• [Required work]: Set down every record once more, exactly as given.

[Some records]
((

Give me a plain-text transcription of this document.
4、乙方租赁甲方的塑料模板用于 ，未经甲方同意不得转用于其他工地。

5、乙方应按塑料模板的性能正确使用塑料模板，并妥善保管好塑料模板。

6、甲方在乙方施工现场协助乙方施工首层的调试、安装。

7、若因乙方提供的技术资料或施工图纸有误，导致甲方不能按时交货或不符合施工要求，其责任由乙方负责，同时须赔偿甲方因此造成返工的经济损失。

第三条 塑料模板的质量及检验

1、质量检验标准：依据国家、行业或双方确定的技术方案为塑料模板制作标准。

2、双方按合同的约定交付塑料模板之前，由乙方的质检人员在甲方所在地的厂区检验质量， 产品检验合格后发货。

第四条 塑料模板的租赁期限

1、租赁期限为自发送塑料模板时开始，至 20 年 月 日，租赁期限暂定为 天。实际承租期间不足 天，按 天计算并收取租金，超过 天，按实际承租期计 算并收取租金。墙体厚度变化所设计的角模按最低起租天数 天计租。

))

• [Written response]:
Give me a plain-text transcription of this document.
4、乙方租赁甲方的塑料模板用于 ，未经甲方同意不得转用于其他工地。

5、乙方应按塑料模板的性能正确使用塑料模板，并妥善保管好塑料模板。

6、甲方在乙方施工现场协助乙方施工首层的调试、安装。

7、若因乙方提供的技术资料或施工图纸有误，导致甲方不能按时交货或不符合施工要求，其责任由乙方负责，同时须赔偿甲方因此造成返工的经济损失。

第三条 塑料模板的质量及检验

1、质量检验标准：依据国家、行业或双方确定的技术方案为塑料模板制作标准。

2、双方按合同的约定交付塑料模板之前，由乙方的质检人员在甲方所在地的厂区检验质量， 产品检验合格后发货。

第四条 塑料模板的租赁期限

1、租赁期限为自发送塑料模板时开始，至 20 年 月 日，租赁期限暂定为 天。实际承租期间不足 天，按 天计算并收取租金，超过 天，按实际承租期计 算并收取租金。墙体厚度变化所设计的角模按最低起租天数 天计租。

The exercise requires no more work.